Dataset rows:

::::::

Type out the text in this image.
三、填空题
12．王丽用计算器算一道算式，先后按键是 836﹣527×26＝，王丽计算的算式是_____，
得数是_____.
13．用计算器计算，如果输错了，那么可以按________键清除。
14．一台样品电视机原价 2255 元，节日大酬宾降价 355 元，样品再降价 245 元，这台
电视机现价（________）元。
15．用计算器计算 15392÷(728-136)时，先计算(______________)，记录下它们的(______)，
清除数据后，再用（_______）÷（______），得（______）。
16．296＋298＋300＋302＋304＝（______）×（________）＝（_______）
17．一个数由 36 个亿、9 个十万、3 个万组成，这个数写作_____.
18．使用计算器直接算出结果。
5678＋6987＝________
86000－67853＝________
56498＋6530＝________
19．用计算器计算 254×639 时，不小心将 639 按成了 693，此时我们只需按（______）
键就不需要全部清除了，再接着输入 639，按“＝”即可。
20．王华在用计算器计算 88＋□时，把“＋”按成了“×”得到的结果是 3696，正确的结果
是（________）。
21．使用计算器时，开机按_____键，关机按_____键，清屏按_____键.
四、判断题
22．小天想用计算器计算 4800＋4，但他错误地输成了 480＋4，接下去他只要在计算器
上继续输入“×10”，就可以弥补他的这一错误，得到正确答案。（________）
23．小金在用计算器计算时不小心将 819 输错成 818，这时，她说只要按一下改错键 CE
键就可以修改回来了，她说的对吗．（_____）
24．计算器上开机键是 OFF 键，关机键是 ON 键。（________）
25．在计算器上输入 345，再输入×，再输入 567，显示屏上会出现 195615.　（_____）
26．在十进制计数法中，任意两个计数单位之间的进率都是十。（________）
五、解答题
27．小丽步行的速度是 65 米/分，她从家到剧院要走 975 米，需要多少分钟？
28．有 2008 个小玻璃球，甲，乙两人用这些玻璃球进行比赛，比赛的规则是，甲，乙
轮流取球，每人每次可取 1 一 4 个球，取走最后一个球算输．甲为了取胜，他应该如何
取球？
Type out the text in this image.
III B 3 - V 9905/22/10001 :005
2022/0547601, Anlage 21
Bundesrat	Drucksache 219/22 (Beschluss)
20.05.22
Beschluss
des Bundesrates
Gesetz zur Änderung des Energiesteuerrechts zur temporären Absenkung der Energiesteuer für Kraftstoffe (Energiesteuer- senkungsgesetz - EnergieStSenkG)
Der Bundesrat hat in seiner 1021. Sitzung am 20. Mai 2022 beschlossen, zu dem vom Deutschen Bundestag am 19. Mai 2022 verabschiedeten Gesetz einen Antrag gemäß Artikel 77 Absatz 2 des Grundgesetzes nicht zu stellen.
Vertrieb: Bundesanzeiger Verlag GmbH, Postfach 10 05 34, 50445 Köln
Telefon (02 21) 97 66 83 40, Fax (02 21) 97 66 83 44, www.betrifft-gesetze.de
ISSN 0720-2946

::::::

Direction:
Copy each line holding the word "Beschluss" from the listing above.

Answer to the task:
Bundesrat	Drucksache 219/22 (Beschluss)
Beschluss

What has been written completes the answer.